Work out the number of lines with "this" in them. Reply with that number and no other words.

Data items
────────────────────

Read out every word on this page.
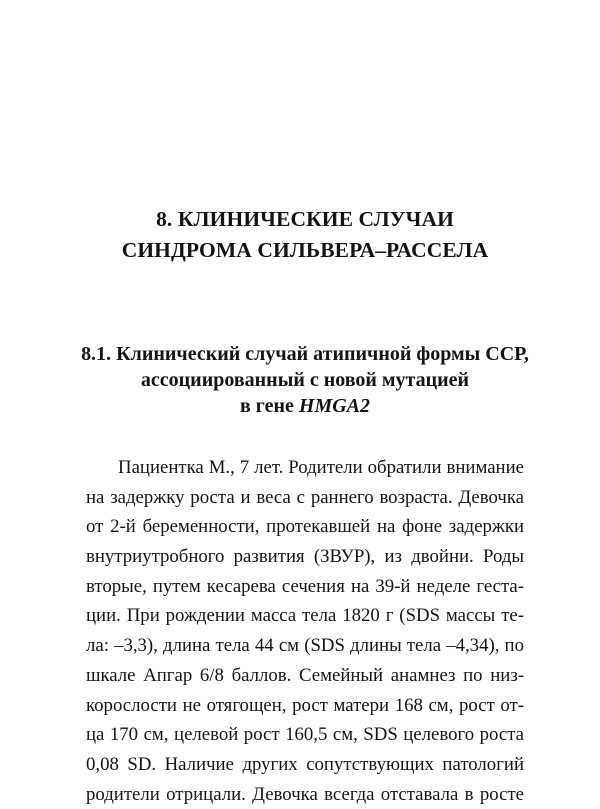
8. КЛИНИЧЕСКИЕ СЛУЧАИ
СИНДРОМА СИЛЬВЕРА–РАССЕЛА
8.1. Клинический случай атипичной формы ССР,
ассоциированный с новой мутацией
в гене HMGA2
Пациентка М., 7 лет. Родители обратили внимание
на задержку роста и веса с раннего возраста. Девочка
от 2-й беременности, протекавшей на фоне задержки
внутриутробного развития (ЗВУР), из двойни. Роды
вторые, путем кесарева сечения на 39-й неделе геста-
ции. При рождении масса тела 1820 г (SDS массы те-
ла: –3,3), длина тела 44 см (SDS длины тела –4,34), по
шкале Апгар 6/8 баллов. Семейный анамнез по низ-
корослости не отягощен, рост матери 168 см, рост от-
ца 170 см, целевой рост 160,5 см, SDS целевого роста
0,08 SD. Наличие других сопутствующих патологий
родители отрицали. Девочка всегда отставала в росте
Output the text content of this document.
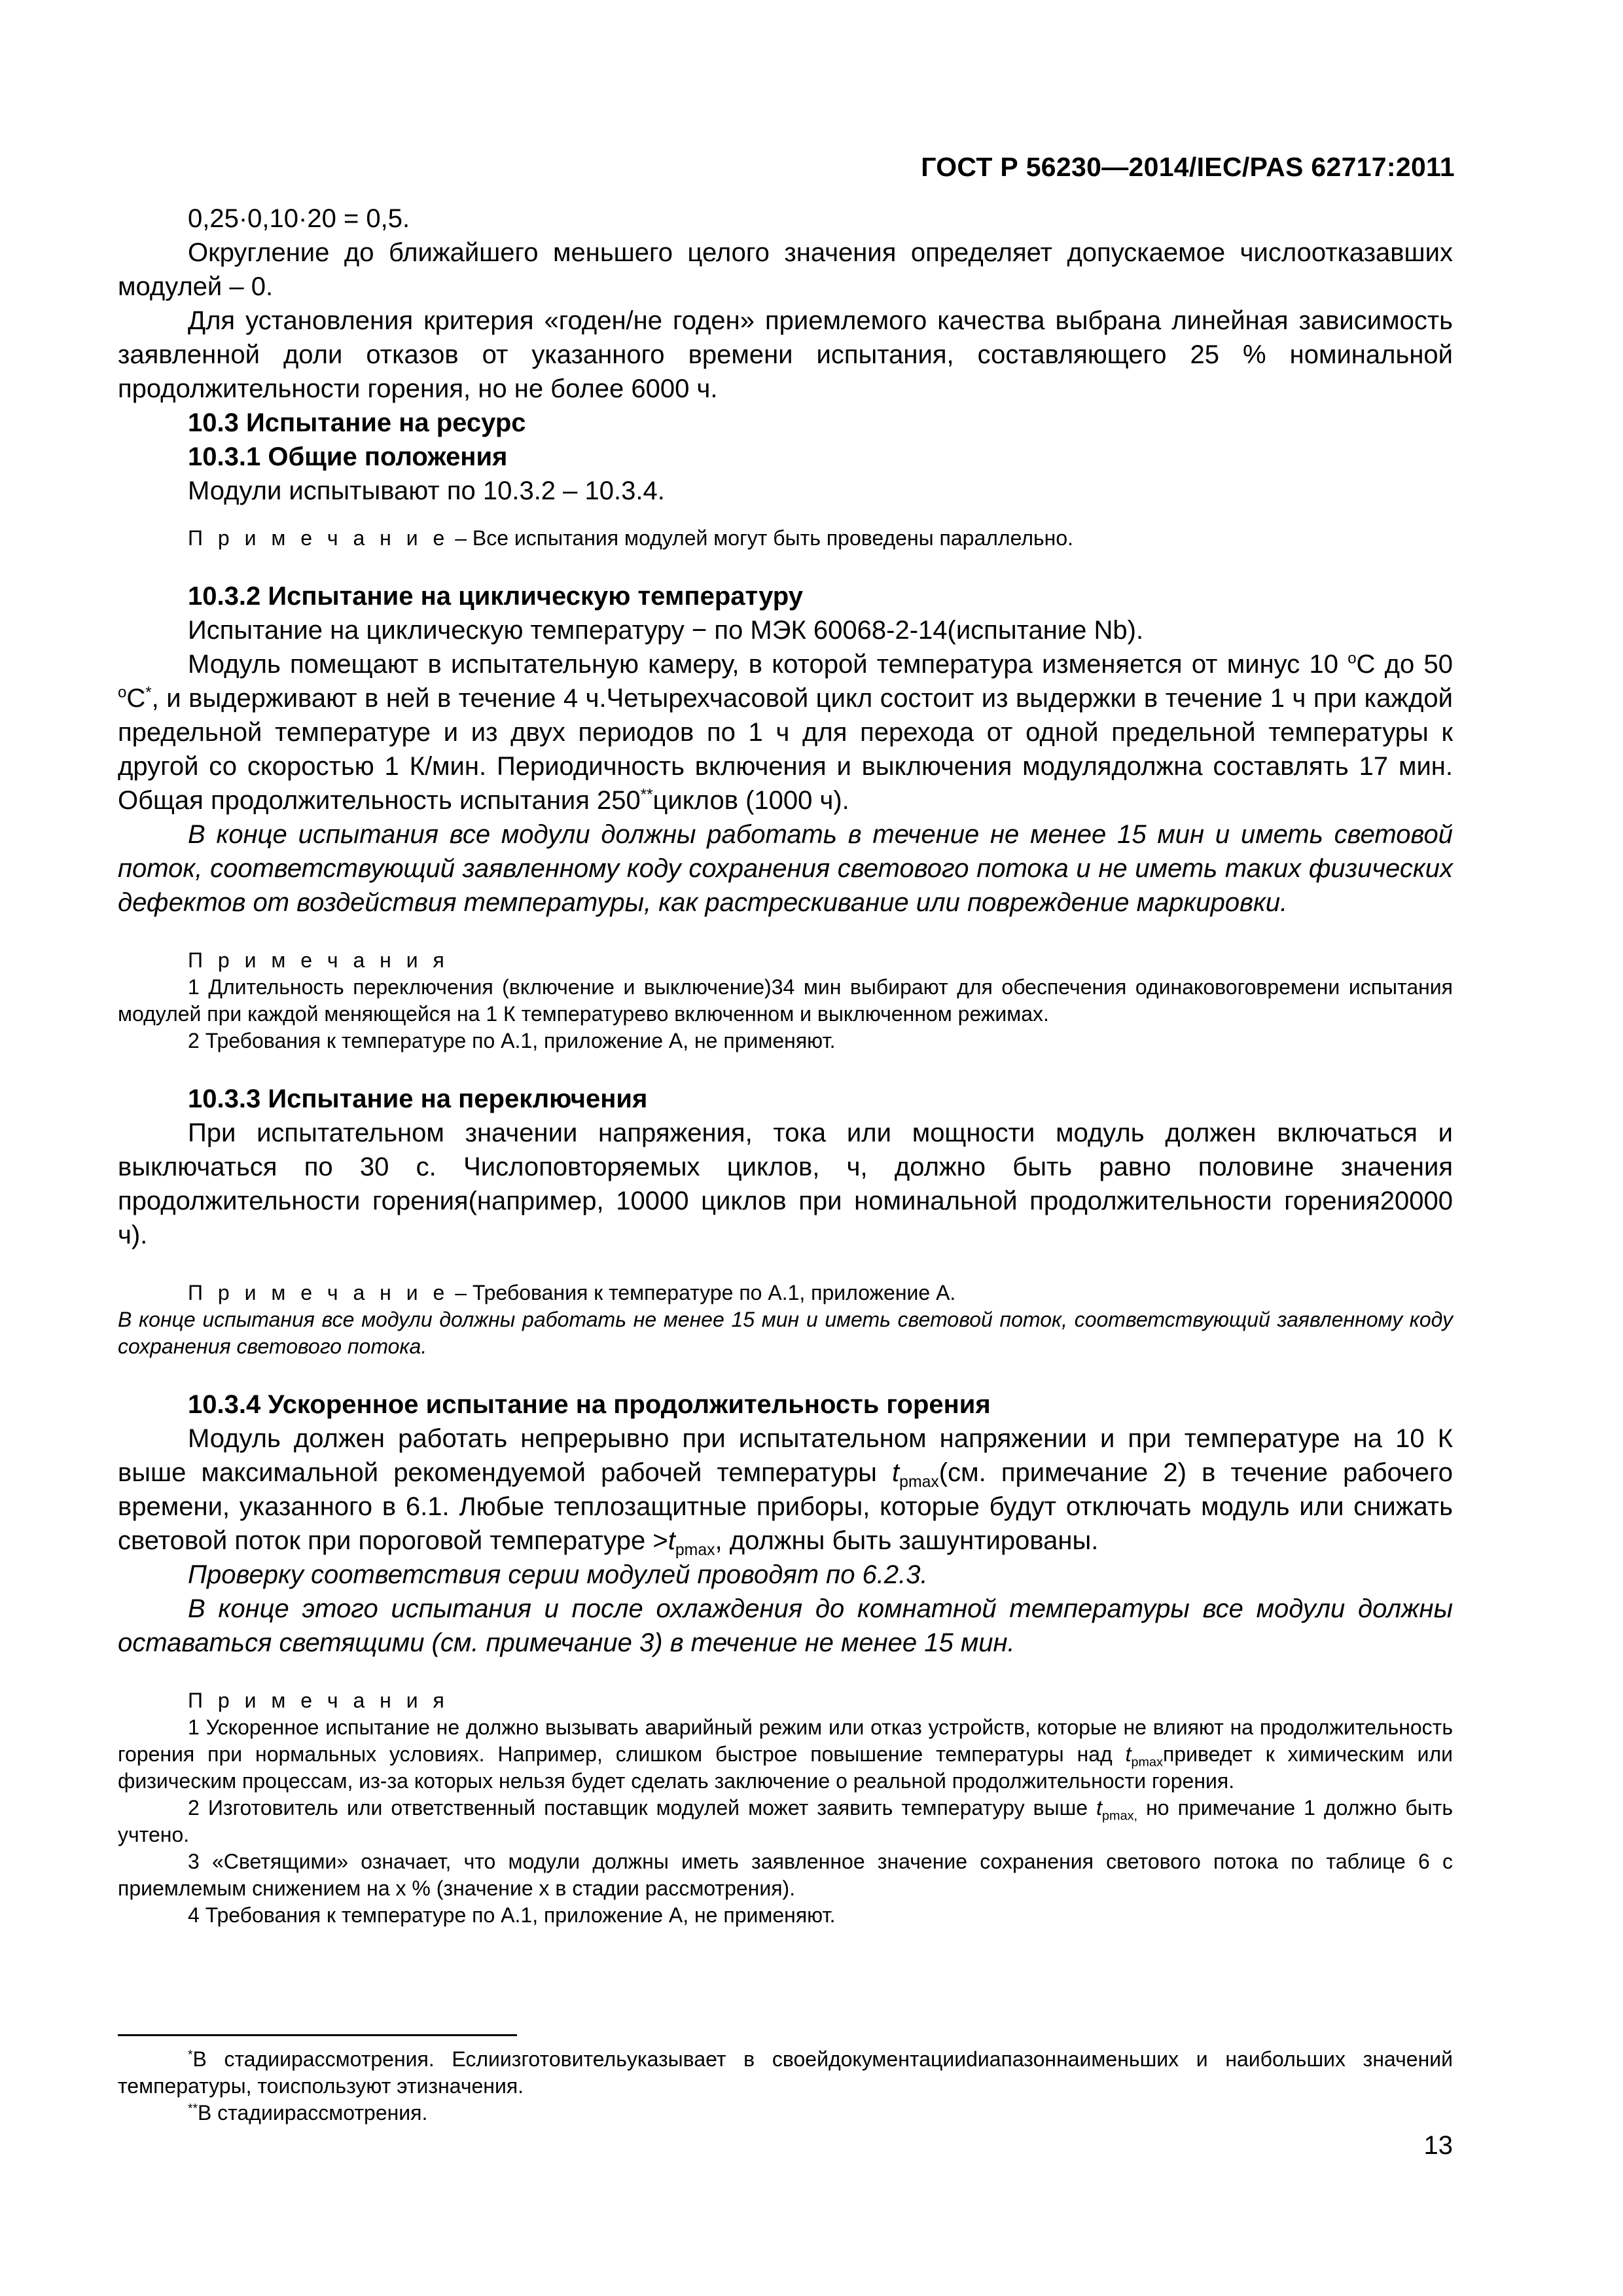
ГОСТ Р 56230—2014/IEC/PAS 62717:2011

0,25·0,10·20 = 0,5.

Округление до ближайшего меньшего целого значения определяет допускаемое числоотказавших модулей – 0.

Для установления критерия «годен/не годен» приемлемого качества выбрана линейная зависимость заявленной доли отказов от указанного времени испытания, составляющего 25 % номинальной продолжительности горения, но не более 6000 ч.

10.3 Испытание на ресурс

10.3.1 Общие положения

Модули испытывают по 10.3.2 – 10.3.4.

П р и м е ч а н и е – Все испытания модулей могут быть проведены параллельно.

10.3.2 Испытание на циклическую температуру

Испытание на циклическую температуру − по МЭК 60068-2-14(испытание Nb).

Модуль помещают в испытательную камеру, в которой температура изменяется от минус 10 $^o$С до 50 $^o$С*, и выдерживают в ней в течение 4 ч.Четырехчасовой цикл состоит из выдержки в течение 1 ч при каждой предельной температуре и из двух периодов по 1 ч для перехода от одной предельной температуры к другой со скоростью 1 К/мин. Периодичность включения и выключения модулядолжна составлять 17 мин. Общая продолжительность испытания 250**циклов (1000 ч).

В конце испытания все модули должны работать в течение не менее 15 мин и иметь световой поток, соответствующий заявленному коду сохранения светового потока и не иметь таких физических дефектов от воздействия температуры, как растрескивание или повреждение маркировки.

П р и м е ч а н и я

1 Длительность переключения (включение и выключение)34 мин выбирают для обеспечения одинаковоговремени испытания модулей при каждой меняющейся на 1 К температурево включенном и выключенном режимах.

2 Требования к температуре по А.1, приложение А, не применяют.

10.3.3 Испытание на переключения

При испытательном значении напряжения, тока или мощности модуль должен включаться и выключаться по 30 с. Числоповторяемых циклов, ч, должно быть равно половине значения продолжительности горения(например, 10000 циклов при номинальной продолжительности горения20000 ч).

П р и м е ч а н и е – Требования к температуре по А.1, приложение А.

В конце испытания все модули должны работать не менее 15 мин и иметь световой поток, соответствующий заявленному коду сохранения светового потока.

10.3.4 Ускоренное испытание на продолжительность горения

Модуль должен работать непрерывно при испытательном напряжении и при температуре на 10 К выше максимальной рекомендуемой рабочей температуры $t_{pmax}(см$. примечание 2) в течение рабочего времени, указанного в 6.1. Любые теплозащитные приборы, которые будут отключать модуль или снижать световой поток при пороговой температуре $>t_{pmax}$, должны быть зашунтированы.

Проверку соответствия серии модулей проводят по 6.2.3.

В конце этого испытания и после охлаждения до комнатной температуры все модули должны оставаться светящими (см. примечание 3) в течение не менее 15 мин.

П р и м е ч а н и я

1 Ускоренное испытание не должно вызывать аварийный режим или отказ устройств, которые не влияют на продолжительность горения при нормальных условиях. Например, слишком быстрое повышение температуры над $t_{pmax}приведет$ к химическим или физическим процессам, из-за которых нельзя будет сделать заключение о реальной продолжительности горения.

2 Изготовитель или ответственный поставщик модулей может заявить температуру выше $t_{pmax,}$ но примечание 1 должно быть учтено.

3 «Светящими» означает, что модули должны иметь заявленное значение сохранения светового потока по таблице 6 с приемлемым снижением на х % (значение х в стадии рассмотрения).

4 Требования к температуре по А.1, приложение А, не применяют.

*В стадиирассмотрения. Еслиизготовительуказывает в своейдокументацииdиапазоннаименьших и наибольших значений температуры, тоиспользуют этизначения.

**В стадиирассмотрения.

13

────────────────────

◆ **Full response**: 2